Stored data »
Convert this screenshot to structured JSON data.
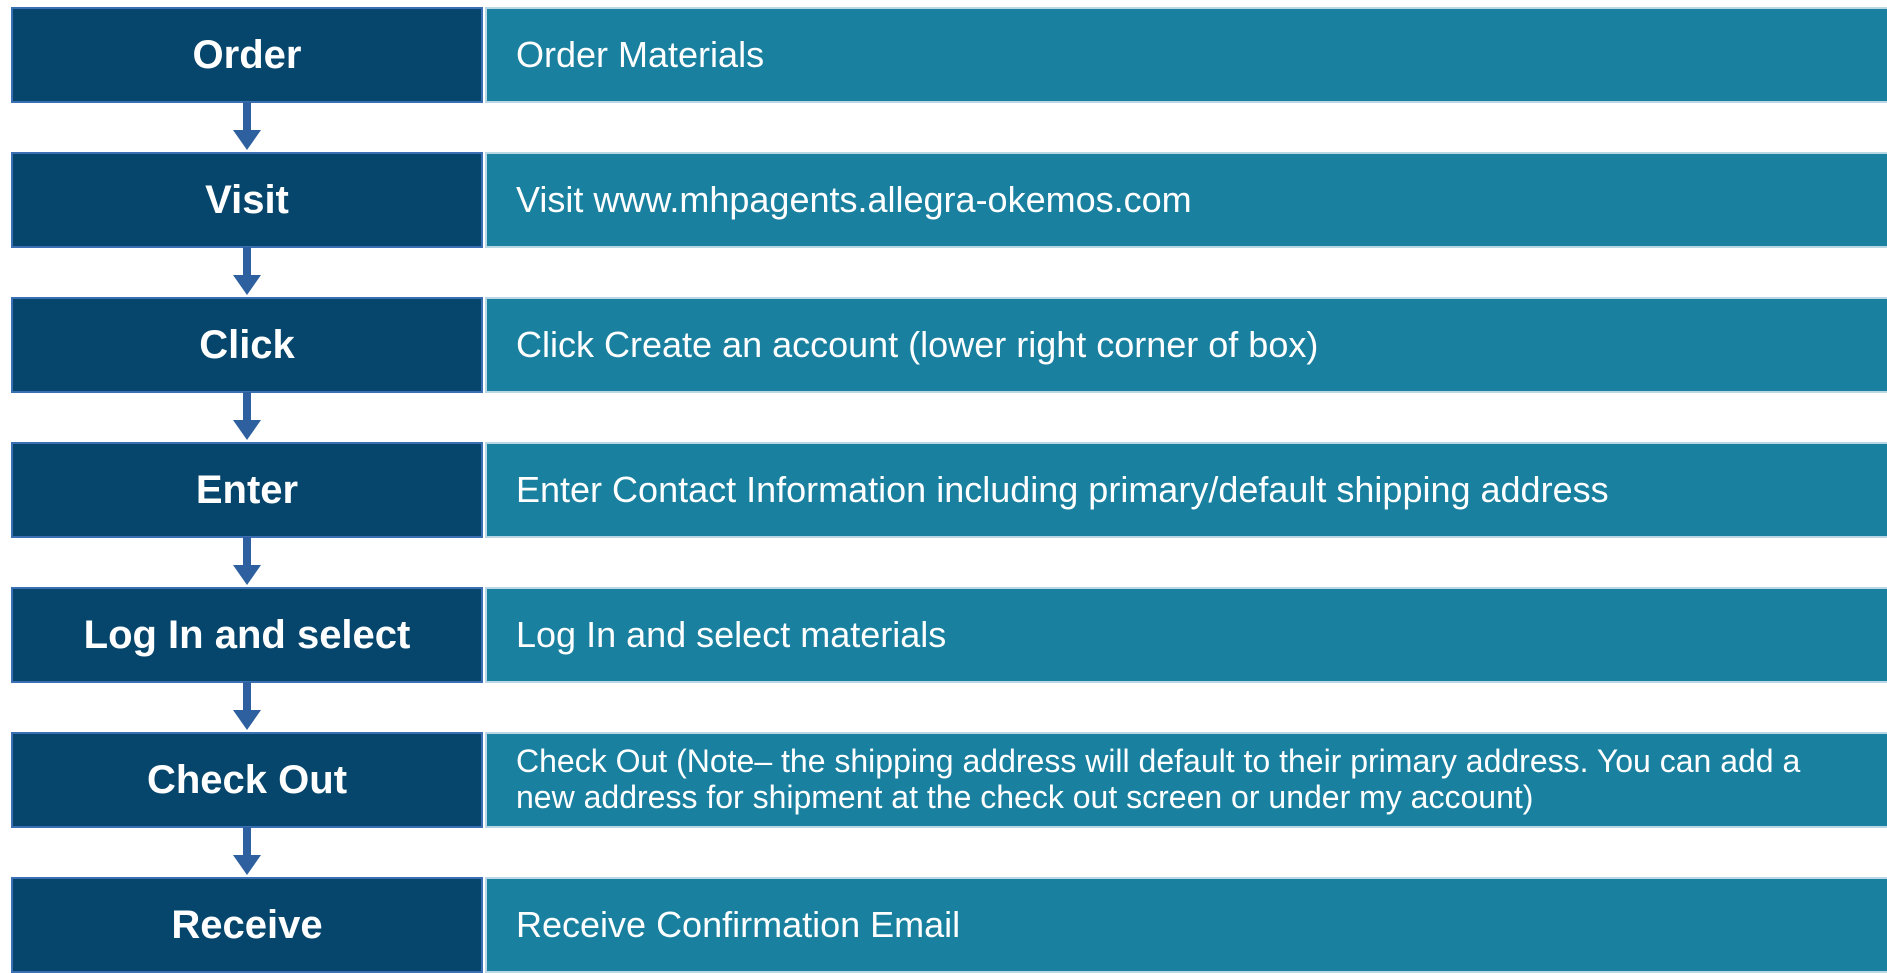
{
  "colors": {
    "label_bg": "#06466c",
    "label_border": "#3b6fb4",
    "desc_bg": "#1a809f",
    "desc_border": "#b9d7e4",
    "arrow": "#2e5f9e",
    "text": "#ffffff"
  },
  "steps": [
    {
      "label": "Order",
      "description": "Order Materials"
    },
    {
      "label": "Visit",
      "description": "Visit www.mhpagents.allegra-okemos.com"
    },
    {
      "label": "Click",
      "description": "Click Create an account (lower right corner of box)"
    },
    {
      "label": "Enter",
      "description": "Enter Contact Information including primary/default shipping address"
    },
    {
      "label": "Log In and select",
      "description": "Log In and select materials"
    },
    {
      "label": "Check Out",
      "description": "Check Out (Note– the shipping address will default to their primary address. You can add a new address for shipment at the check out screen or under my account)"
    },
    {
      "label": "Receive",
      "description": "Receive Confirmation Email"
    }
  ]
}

PROBLEM DETAILS » Collect each line above holding the string "shipping".

PROBLEM SOLUTION »
      "description": "Enter Contact Information including primary/default shipping address"
      "description": "Check Out (Note– the shipping address will default to their primary address. You can add a new address for shipment at the check out screen or under my account)"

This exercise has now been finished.